REQUIRED WORK –
Write the records out again, precisely as they stand.

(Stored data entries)
---------------

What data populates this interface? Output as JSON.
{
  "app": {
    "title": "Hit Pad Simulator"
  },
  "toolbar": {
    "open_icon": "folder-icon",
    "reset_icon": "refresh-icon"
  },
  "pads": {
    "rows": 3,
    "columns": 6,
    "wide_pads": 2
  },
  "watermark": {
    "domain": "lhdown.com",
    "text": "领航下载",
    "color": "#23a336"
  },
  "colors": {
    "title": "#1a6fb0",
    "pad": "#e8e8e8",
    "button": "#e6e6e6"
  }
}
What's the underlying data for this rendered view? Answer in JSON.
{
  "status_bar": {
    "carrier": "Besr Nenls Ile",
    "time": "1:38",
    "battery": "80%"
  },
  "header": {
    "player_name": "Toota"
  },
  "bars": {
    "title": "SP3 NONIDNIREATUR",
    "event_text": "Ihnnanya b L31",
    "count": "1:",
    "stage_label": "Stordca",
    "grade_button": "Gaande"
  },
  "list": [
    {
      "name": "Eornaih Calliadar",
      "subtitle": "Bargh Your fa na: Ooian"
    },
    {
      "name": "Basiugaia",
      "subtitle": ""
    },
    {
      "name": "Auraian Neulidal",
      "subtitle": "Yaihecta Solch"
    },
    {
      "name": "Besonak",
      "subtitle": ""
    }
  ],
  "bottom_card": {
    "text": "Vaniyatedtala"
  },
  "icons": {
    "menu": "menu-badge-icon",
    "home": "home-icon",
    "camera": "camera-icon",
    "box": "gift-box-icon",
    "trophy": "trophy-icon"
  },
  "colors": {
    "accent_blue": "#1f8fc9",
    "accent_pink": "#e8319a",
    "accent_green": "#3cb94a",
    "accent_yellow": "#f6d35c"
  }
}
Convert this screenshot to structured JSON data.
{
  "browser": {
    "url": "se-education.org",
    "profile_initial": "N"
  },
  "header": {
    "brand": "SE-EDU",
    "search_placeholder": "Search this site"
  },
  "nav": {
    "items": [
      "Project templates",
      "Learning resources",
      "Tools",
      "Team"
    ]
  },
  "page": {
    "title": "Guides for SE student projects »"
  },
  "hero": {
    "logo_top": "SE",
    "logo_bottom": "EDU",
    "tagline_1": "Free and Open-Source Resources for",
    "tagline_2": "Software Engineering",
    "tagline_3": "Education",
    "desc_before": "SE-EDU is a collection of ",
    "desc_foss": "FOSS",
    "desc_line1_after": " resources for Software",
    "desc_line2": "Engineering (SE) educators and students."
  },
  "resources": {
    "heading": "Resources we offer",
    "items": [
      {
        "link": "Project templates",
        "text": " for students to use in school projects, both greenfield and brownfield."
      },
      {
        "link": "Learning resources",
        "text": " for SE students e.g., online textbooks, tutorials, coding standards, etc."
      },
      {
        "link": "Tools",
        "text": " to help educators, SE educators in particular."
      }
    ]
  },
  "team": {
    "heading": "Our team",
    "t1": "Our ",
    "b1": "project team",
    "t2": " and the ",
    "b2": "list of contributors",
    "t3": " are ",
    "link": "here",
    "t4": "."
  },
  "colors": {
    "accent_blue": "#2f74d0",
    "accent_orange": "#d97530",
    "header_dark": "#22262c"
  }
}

---------------

TASK SOLUTION –
What data populates this interface? Output as JSON.
{
  "app": {
    "title": "Hit Pad Simulator"
  },
  "toolbar": {
    "open_icon": "folder-icon",
    "reset_icon": "refresh-icon"
  },
  "pads": {
    "rows": 3,
    "columns": 6,
    "wide_pads": 2
  },
  "watermark": {
    "domain": "lhdown.com",
    "text": "领航下载",
    "color": "#23a336"
  },
  "colors": {
    "title": "#1a6fb0",
    "pad": "#e8e8e8",
    "button": "#e6e6e6"
  }
}
What's the underlying data for this rendered view? Answer in JSON.
{
  "status_bar": {
    "carrier": "Besr Nenls Ile",
    "time": "1:38",
    "battery": "80%"
  },
  "header": {
    "player_name": "Toota"
  },
  "bars": {
    "title": "SP3 NONIDNIREATUR",
    "event_text": "Ihnnanya b L31",
    "count": "1:",
    "stage_label": "Stordca",
    "grade_button": "Gaande"
  },
  "list": [
    {
      "name": "Eornaih Calliadar",
      "subtitle": "Bargh Your fa na: Ooian"
    },
    {
      "name": "Basiugaia",
      "subtitle": ""
    },
    {
      "name": "Auraian Neulidal",
      "subtitle": "Yaihecta Solch"
    },
    {
      "name": "Besonak",
      "subtitle": ""
    }
  ],
  "bottom_card": {
    "text": "Vaniyatedtala"
  },
  "icons": {
    "menu": "menu-badge-icon",
    "home": "home-icon",
    "camera": "camera-icon",
    "box": "gift-box-icon",
    "trophy": "trophy-icon"
  },
  "colors": {
    "accent_blue": "#1f8fc9",
    "accent_pink": "#e8319a",
    "accent_green": "#3cb94a",
    "accent_yellow": "#f6d35c"
  }
}
Convert this screenshot to structured JSON data.
{
  "browser": {
    "url": "se-education.org",
    "profile_initial": "N"
  },
  "header": {
    "brand": "SE-EDU",
    "search_placeholder": "Search this site"
  },
  "nav": {
    "items": [
      "Project templates",
      "Learning resources",
      "Tools",
      "Team"
    ]
  },
  "page": {
    "title": "Guides for SE student projects »"
  },
  "hero": {
    "logo_top": "SE",
    "logo_bottom": "EDU",
    "tagline_1": "Free and Open-Source Resources for",
    "tagline_2": "Software Engineering",
    "tagline_3": "Education",
    "desc_before": "SE-EDU is a collection of ",
    "desc_foss": "FOSS",
    "desc_line1_after": " resources for Software",
    "desc_line2": "Engineering (SE) educators and students."
  },
  "resources": {
    "heading": "Resources we offer",
    "items": [
      {
        "link": "Project templates",
        "text": " for students to use in school projects, both greenfield and brownfield."
      },
      {
        "link": "Learning resources",
        "text": " for SE students e.g., online textbooks, tutorials, coding standards, etc."
      },
      {
        "link": "Tools",
        "text": " to help educators, SE educators in particular."
      }
    ]
  },
  "team": {
    "heading": "Our team",
    "t1": "Our ",
    "b1": "project team",
    "t2": " and the ",
    "b2": "list of contributors",
    "t3": " are ",
    "link": "here",
    "t4": "."
  },
  "colors": {
    "accent_blue": "#2f74d0",
    "accent_orange": "#d97530",
    "header_dark": "#22262c"
  }
}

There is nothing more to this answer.